INFORMATION SHOWN:
********************

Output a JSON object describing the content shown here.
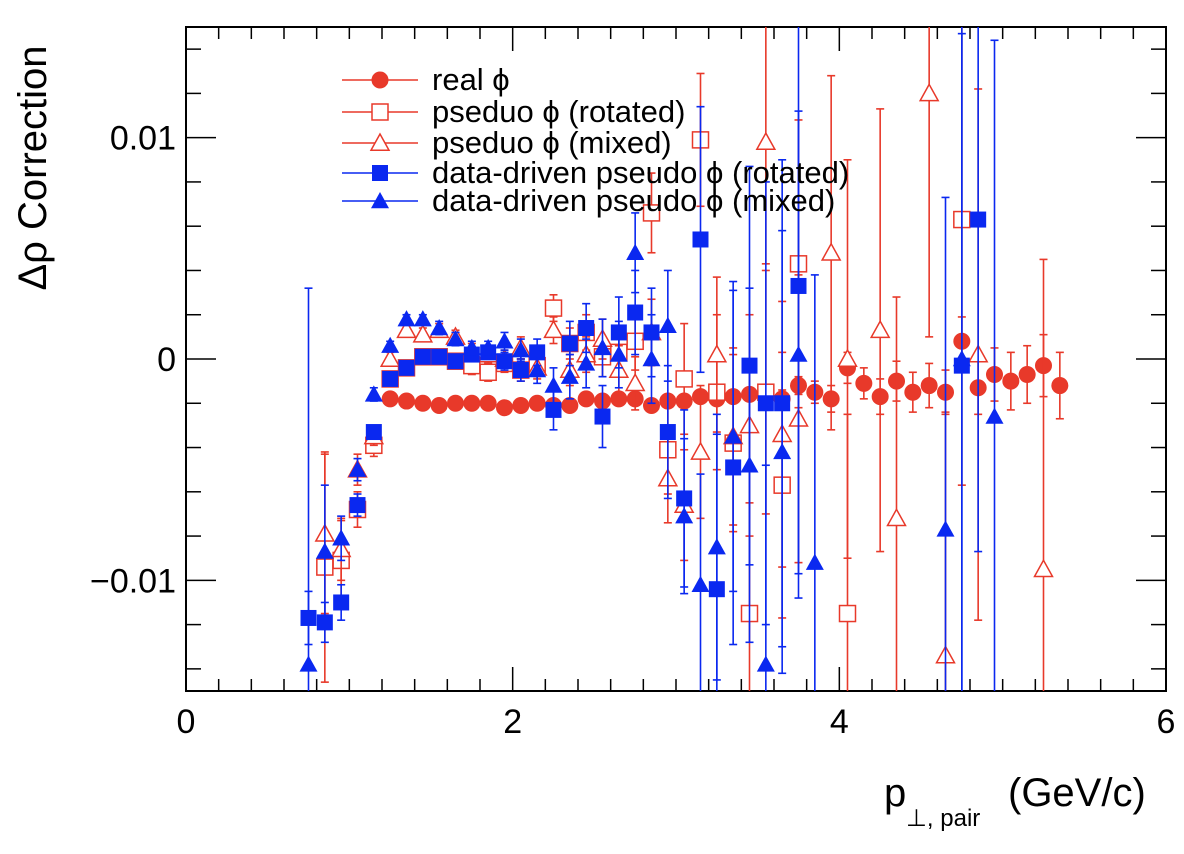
{
  "chart_data": {
    "type": "scatter",
    "title": "",
    "xlabel": "p",
    "xlabel_sub": "⊥, pair",
    "xlabel_unit": "(GeV/c)",
    "ylabel": "Δρ Correction",
    "xlim": [
      0,
      6
    ],
    "ylim": [
      -0.015,
      0.015
    ],
    "x_tick_labels": [
      "0",
      "2",
      "4",
      "6"
    ],
    "x_tick_values": [
      0,
      2,
      4,
      6
    ],
    "y_tick_labels": [
      "0.01",
      "0",
      "−0.01"
    ],
    "y_tick_values": [
      0.01,
      0,
      -0.01
    ],
    "legend_position": "top-left",
    "colors": {
      "red": "#e8392a",
      "blue": "#0a28f0"
    },
    "series": [
      {
        "name": "real ϕ",
        "color": "red",
        "marker": "circle-filled",
        "points": [
          [
            1.25,
            -0.0018,
            0.0001
          ],
          [
            1.35,
            -0.0019,
            0.0001
          ],
          [
            1.45,
            -0.002,
            0.0001
          ],
          [
            1.55,
            -0.0021,
            0.0001
          ],
          [
            1.65,
            -0.002,
            0.0001
          ],
          [
            1.75,
            -0.002,
            0.0001
          ],
          [
            1.85,
            -0.002,
            0.0001
          ],
          [
            1.95,
            -0.0022,
            0.0001
          ],
          [
            2.05,
            -0.0021,
            0.0001
          ],
          [
            2.15,
            -0.002,
            0.0001
          ],
          [
            2.25,
            -0.0021,
            0.0001
          ],
          [
            2.35,
            -0.0021,
            0.0001
          ],
          [
            2.45,
            -0.0018,
            0.0001
          ],
          [
            2.55,
            -0.0019,
            0.0001
          ],
          [
            2.65,
            -0.0018,
            0.0001
          ],
          [
            2.75,
            -0.0018,
            0.0001
          ],
          [
            2.85,
            -0.0021,
            0.0001
          ],
          [
            2.95,
            -0.0019,
            0.0002
          ],
          [
            3.05,
            -0.0019,
            0.0002
          ],
          [
            3.15,
            -0.0017,
            0.0002
          ],
          [
            3.25,
            -0.0018,
            0.0002
          ],
          [
            3.35,
            -0.0017,
            0.0003
          ],
          [
            3.45,
            -0.0016,
            0.0003
          ],
          [
            3.55,
            -0.0016,
            0.0003
          ],
          [
            3.65,
            -0.0018,
            0.0004
          ],
          [
            3.75,
            -0.0012,
            0.0004
          ],
          [
            3.85,
            -0.0015,
            0.0005
          ],
          [
            3.95,
            -0.0018,
            0.0006
          ],
          [
            4.05,
            -0.0004,
            0.0007
          ],
          [
            4.15,
            -0.0011,
            0.0007
          ],
          [
            4.25,
            -0.0017,
            0.0008
          ],
          [
            4.35,
            -0.001,
            0.0009
          ],
          [
            4.45,
            -0.0015,
            0.0009
          ],
          [
            4.55,
            -0.0012,
            0.001
          ],
          [
            4.65,
            -0.0015,
            0.001
          ],
          [
            4.75,
            0.0008,
            0.0011
          ],
          [
            4.85,
            -0.0013,
            0.0012
          ],
          [
            4.95,
            -0.0007,
            0.0012
          ],
          [
            5.05,
            -0.001,
            0.0013
          ],
          [
            5.15,
            -0.0007,
            0.0013
          ],
          [
            5.25,
            -0.0003,
            0.0014
          ],
          [
            5.35,
            -0.0012,
            0.0015
          ]
        ]
      },
      {
        "name": "pseduo ϕ (rotated)",
        "color": "red",
        "marker": "square-open",
        "points": [
          [
            0.85,
            -0.0094,
            0.0052
          ],
          [
            0.95,
            -0.0091,
            0.0018
          ],
          [
            1.05,
            -0.0068,
            0.0008
          ],
          [
            1.15,
            -0.0039,
            0.0005
          ],
          [
            1.25,
            -0.0009,
            0.0003
          ],
          [
            1.35,
            -0.0004,
            0.0003
          ],
          [
            1.45,
            0.0001,
            0.0003
          ],
          [
            1.55,
            0.0001,
            0.0003
          ],
          [
            1.65,
            -0.0001,
            0.0003
          ],
          [
            1.75,
            -0.0003,
            0.0004
          ],
          [
            1.85,
            -0.0006,
            0.0004
          ],
          [
            1.95,
            -0.0002,
            0.0004
          ],
          [
            2.05,
            -0.0005,
            0.0005
          ],
          [
            2.15,
            -0.0003,
            0.0005
          ],
          [
            2.25,
            0.0023,
            0.0006
          ],
          [
            2.35,
            0.0007,
            0.0007
          ],
          [
            2.45,
            0.0012,
            0.0008
          ],
          [
            2.55,
            0.0001,
            0.0009
          ],
          [
            2.65,
            0.0003,
            0.0011
          ],
          [
            2.75,
            0.0008,
            0.0013
          ],
          [
            2.85,
            0.0066,
            0.0018
          ],
          [
            2.95,
            -0.0041,
            0.002
          ],
          [
            3.05,
            -0.0009,
            0.0025
          ],
          [
            3.15,
            0.0099,
            0.003
          ],
          [
            3.25,
            -0.0015,
            0.0035
          ],
          [
            3.35,
            -0.0038,
            0.004
          ],
          [
            3.45,
            -0.0115,
            0.005
          ],
          [
            3.55,
            -0.0015,
            0.0055
          ],
          [
            3.65,
            -0.0057,
            0.006
          ],
          [
            3.75,
            0.0043,
            0.0065
          ],
          [
            4.05,
            -0.0115,
            0.009
          ],
          [
            4.75,
            0.0063,
            0.012
          ]
        ]
      },
      {
        "name": "pseduo ϕ (mixed)",
        "color": "red",
        "marker": "triangle-open",
        "points": [
          [
            0.85,
            -0.0079,
            0.0036
          ],
          [
            0.95,
            -0.0086,
            0.0014
          ],
          [
            1.05,
            -0.005,
            0.0007
          ],
          [
            1.15,
            -0.0035,
            0.0004
          ],
          [
            1.25,
            0.0,
            0.0003
          ],
          [
            1.35,
            0.0013,
            0.0003
          ],
          [
            1.45,
            0.0011,
            0.0003
          ],
          [
            1.55,
            0.0013,
            0.0003
          ],
          [
            1.65,
            0.001,
            0.0003
          ],
          [
            1.75,
            0.0003,
            0.0004
          ],
          [
            1.85,
            0.0002,
            0.0004
          ],
          [
            1.95,
            0.0,
            0.0004
          ],
          [
            2.05,
            0.0005,
            0.0005
          ],
          [
            2.15,
            -0.0004,
            0.0005
          ],
          [
            2.25,
            0.0013,
            0.0006
          ],
          [
            2.35,
            -0.0005,
            0.0007
          ],
          [
            2.45,
            0.0002,
            0.0008
          ],
          [
            2.55,
            0.0009,
            0.0009
          ],
          [
            2.65,
            -0.0005,
            0.0011
          ],
          [
            2.75,
            -0.0011,
            0.0012
          ],
          [
            2.85,
            0.0012,
            0.0015
          ],
          [
            2.95,
            -0.0054,
            0.002
          ],
          [
            3.05,
            -0.0066,
            0.0025
          ],
          [
            3.15,
            -0.0042,
            0.003
          ],
          [
            3.25,
            0.0002,
            0.0035
          ],
          [
            3.35,
            -0.0035,
            0.004
          ],
          [
            3.45,
            -0.003,
            0.005
          ],
          [
            3.55,
            0.0098,
            0.0055
          ],
          [
            3.65,
            -0.0034,
            0.006
          ],
          [
            3.75,
            -0.0027,
            0.0065
          ],
          [
            3.95,
            0.0048,
            0.008
          ],
          [
            4.05,
            0.0,
            0.009
          ],
          [
            4.25,
            0.0013,
            0.01
          ],
          [
            4.35,
            -0.0072,
            0.01
          ],
          [
            4.55,
            0.012,
            0.011
          ],
          [
            4.65,
            -0.0134,
            0.011
          ],
          [
            4.85,
            0.0002,
            0.012
          ],
          [
            5.25,
            -0.0095,
            0.014
          ]
        ]
      },
      {
        "name": "data-driven pseudo ϕ (rotated)",
        "color": "blue",
        "marker": "square-filled",
        "points": [
          [
            0.75,
            -0.0117,
            0.0012
          ],
          [
            0.85,
            -0.0119,
            0.0009
          ],
          [
            0.95,
            -0.011,
            0.0008
          ],
          [
            1.05,
            -0.0066,
            0.0005
          ],
          [
            1.15,
            -0.0033,
            0.0003
          ],
          [
            1.25,
            -0.0009,
            0.0002
          ],
          [
            1.35,
            -0.0004,
            0.0002
          ],
          [
            1.45,
            0.0001,
            0.0002
          ],
          [
            1.55,
            0.0001,
            0.0003
          ],
          [
            1.65,
            -0.0001,
            0.0003
          ],
          [
            1.75,
            0.0002,
            0.0003
          ],
          [
            1.85,
            0.0003,
            0.0003
          ],
          [
            1.95,
            -0.0001,
            0.0004
          ],
          [
            2.05,
            -0.0005,
            0.0005
          ],
          [
            2.15,
            0.0003,
            0.0006
          ],
          [
            2.25,
            -0.0023,
            0.0009
          ],
          [
            2.35,
            0.0007,
            0.001
          ],
          [
            2.45,
            0.0014,
            0.0011
          ],
          [
            2.55,
            -0.0026,
            0.0014
          ],
          [
            2.65,
            0.0012,
            0.0016
          ],
          [
            2.75,
            0.0021,
            0.0019
          ],
          [
            2.85,
            0.0012,
            0.002
          ],
          [
            2.95,
            -0.0033,
            0.003
          ],
          [
            3.05,
            -0.0063,
            0.004
          ],
          [
            3.15,
            0.0054,
            0.006
          ],
          [
            3.25,
            -0.0104,
            0.007
          ],
          [
            3.35,
            -0.0049,
            0.008
          ],
          [
            3.45,
            -0.0003,
            0.009
          ],
          [
            3.55,
            -0.002,
            0.01
          ],
          [
            3.65,
            -0.002,
            0.011
          ],
          [
            3.75,
            0.0033,
            0.013
          ],
          [
            4.75,
            -0.0003,
            0.015
          ],
          [
            4.85,
            0.0063,
            0.015
          ]
        ]
      },
      {
        "name": "data-driven pseudo ϕ (mixed)",
        "color": "blue",
        "marker": "triangle-filled",
        "points": [
          [
            0.75,
            -0.0138,
            0.017
          ],
          [
            0.85,
            -0.0087,
            0.003
          ],
          [
            0.95,
            -0.0081,
            0.001
          ],
          [
            1.05,
            -0.005,
            0.0005
          ],
          [
            1.15,
            -0.0016,
            0.0003
          ],
          [
            1.25,
            0.0006,
            0.0002
          ],
          [
            1.35,
            0.0018,
            0.0002
          ],
          [
            1.45,
            0.0018,
            0.0002
          ],
          [
            1.55,
            0.0014,
            0.0003
          ],
          [
            1.65,
            0.0009,
            0.0003
          ],
          [
            1.75,
            0.0005,
            0.0003
          ],
          [
            1.85,
            0.0005,
            0.0003
          ],
          [
            1.95,
            0.0008,
            0.0004
          ],
          [
            2.05,
            0.0004,
            0.0005
          ],
          [
            2.15,
            -0.0005,
            0.0006
          ],
          [
            2.25,
            -0.0012,
            0.0008
          ],
          [
            2.35,
            -0.0008,
            0.001
          ],
          [
            2.45,
            -0.0002,
            0.0011
          ],
          [
            2.55,
            0.0005,
            0.0013
          ],
          [
            2.65,
            0.0002,
            0.0015
          ],
          [
            2.75,
            0.0048,
            0.0018
          ],
          [
            2.85,
            0.0,
            0.002
          ],
          [
            2.95,
            0.0015,
            0.0025
          ],
          [
            3.05,
            -0.0071,
            0.0035
          ],
          [
            3.15,
            -0.0102,
            0.005
          ],
          [
            3.25,
            -0.0085,
            0.006
          ],
          [
            3.35,
            -0.0035,
            0.007
          ],
          [
            3.45,
            -0.0048,
            0.008
          ],
          [
            3.55,
            -0.0138,
            0.009
          ],
          [
            3.65,
            -0.0042,
            0.01
          ],
          [
            3.75,
            0.0002,
            0.011
          ],
          [
            3.85,
            -0.0092,
            0.013
          ],
          [
            4.65,
            -0.0077,
            0.015
          ],
          [
            4.75,
            0.0,
            0.016
          ],
          [
            4.95,
            -0.0026,
            0.017
          ]
        ]
      }
    ]
  }
}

********************

TASK DETAILS: Filter the data, keeping only the lines that contain "rotated".

FINISHED ANSWER:
        "name": "pseduo ϕ (rotated)",
        "name": "data-driven pseudo ϕ (rotated)",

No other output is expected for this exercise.